◆ **TASKS TO PERFORM**
**A)** Translate this sentence from the passage on the Simon Singh libel case into Spanish: "We the undersigned believe that it is inappropriate to use the English libel laws to silence critical discussion of medical practice and scientific evidence."
**B)** In the passage on the Simon Singh libel case, which organization brought the libel action against Singh?
**C)** Extend the passage on the Simon Singh libel case, picking up after its final sentence.

◆ **EXTRACT PROVIDED**
______________________________

Simon Singh has decided to appeal the decision of a British court. That court ruled that his article on chiropractic in The Guardian contained "the plainest allegation of dishonesty and indeed it accuses them (the BCA) of thoroughly disreputable conduct." The British Chiropractic Association (BCA) brought the libel action because Singh's article pointed out the truth; namely, that there is no evidence to support the claim that most chiropractic procedures actually work.
You can read Sing's summary of the events, including his decision to appeal the judge's ruling at BCA v Singh The Story So Far 3 June 2009.
Many prominent scientists and journalist have rallied to Singh's side. Read about this development on Sense About Science and The Independent: Silenced, the writer who dared to say chiropractice is bogus.
Here's the statement. You can sign it on Sense About Science.
We the undersigned believe that it is inappropriate to use the English libel laws to silence critical discussion of medical practice and scientific evidence.
The British Chiropractic Association has sued Simon Singh for libel. The scientific community would have preferred that it had defended its position about chiropractic for various children's ailments through an open discussion of the peer reviewed medical literature or through debate in the mainstream media.
Singh holds that chiropractic treatments for asthma, ear infections and other infant conditions are not evidence-based. Where medical claims to cure or treat do not appear to be supported by evidence, we should be able to criticise assertions robustly and the public should have access to these views.

______________________________

◆ **DATASET EXCERPTS**

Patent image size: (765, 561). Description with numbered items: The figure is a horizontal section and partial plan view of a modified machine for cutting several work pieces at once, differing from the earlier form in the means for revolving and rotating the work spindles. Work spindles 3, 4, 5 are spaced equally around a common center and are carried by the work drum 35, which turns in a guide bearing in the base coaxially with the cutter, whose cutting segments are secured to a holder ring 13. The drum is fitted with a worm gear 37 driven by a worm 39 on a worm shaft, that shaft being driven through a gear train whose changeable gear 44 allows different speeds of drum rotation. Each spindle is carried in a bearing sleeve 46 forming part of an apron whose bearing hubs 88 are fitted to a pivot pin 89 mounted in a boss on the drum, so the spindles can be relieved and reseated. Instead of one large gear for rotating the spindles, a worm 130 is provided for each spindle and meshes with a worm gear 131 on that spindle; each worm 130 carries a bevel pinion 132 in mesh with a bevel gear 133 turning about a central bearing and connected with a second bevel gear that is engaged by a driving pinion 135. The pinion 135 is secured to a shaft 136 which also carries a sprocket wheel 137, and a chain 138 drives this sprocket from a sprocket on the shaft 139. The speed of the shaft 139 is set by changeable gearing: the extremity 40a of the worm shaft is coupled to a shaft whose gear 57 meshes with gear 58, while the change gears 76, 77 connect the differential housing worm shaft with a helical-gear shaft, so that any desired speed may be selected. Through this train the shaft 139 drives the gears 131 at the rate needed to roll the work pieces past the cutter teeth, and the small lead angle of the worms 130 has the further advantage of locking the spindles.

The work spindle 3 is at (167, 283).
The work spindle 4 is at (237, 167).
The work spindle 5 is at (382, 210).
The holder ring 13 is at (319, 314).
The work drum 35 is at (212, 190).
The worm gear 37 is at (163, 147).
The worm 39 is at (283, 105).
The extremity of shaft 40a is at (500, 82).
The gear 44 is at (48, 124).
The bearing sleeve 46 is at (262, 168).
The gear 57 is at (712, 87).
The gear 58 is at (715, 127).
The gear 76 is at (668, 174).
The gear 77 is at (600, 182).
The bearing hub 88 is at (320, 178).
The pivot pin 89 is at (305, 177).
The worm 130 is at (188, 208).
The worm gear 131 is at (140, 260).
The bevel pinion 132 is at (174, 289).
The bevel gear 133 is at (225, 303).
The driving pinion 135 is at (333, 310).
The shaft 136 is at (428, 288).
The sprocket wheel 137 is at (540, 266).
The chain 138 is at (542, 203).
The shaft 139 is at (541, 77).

______________________________

◆ **RESULTS OF THE EXERCISE**
**A)** Nosotros, los abajo firmantes, creemos que es inapropiado utilizar las leyes inglesas sobre difamación para silenciar el debate crítico sobre la práctica médica y la evidencia científica.

**B)** The British Chiropractic Association (BCA) brought the libel action.

**C)**
English libel law, though, can serve to punish this kind of scrutiny and can severely curtail the right to free speech on a matter of public interest. It is already widely recognised that the law is weighted heavily against writers: among other things, the costs are so high that few defendants can afford to make their case. The ease and success of bringing cases under the English law, including against overseas writers, has led to London being viewed as the "libel capital" of the world.
Freedom to criticise and question in strong terms and without malice is the cornerstone of scientific argument and debate, whether in peer-reviewed journals, on websites or in newspapers, which have a right of reply for complainants. However, the libel laws and cases such as BCA v Singh have a chilling effect, which deters scientists, journalists and science writers from engaging in important disputes about the evidential base supporting products and practices. The libel laws discourage argument and debate and merely encourage the use of the courts to silence critics.
The English law of libel has no place in scientific disputes about evidence; the BCA should discuss the evidence outside of a courtroom. Moreover, the BCA v Singh case shows a wider problem: we urgently need a full review of the way that English libel law affects discussions about scientific and medical evidence.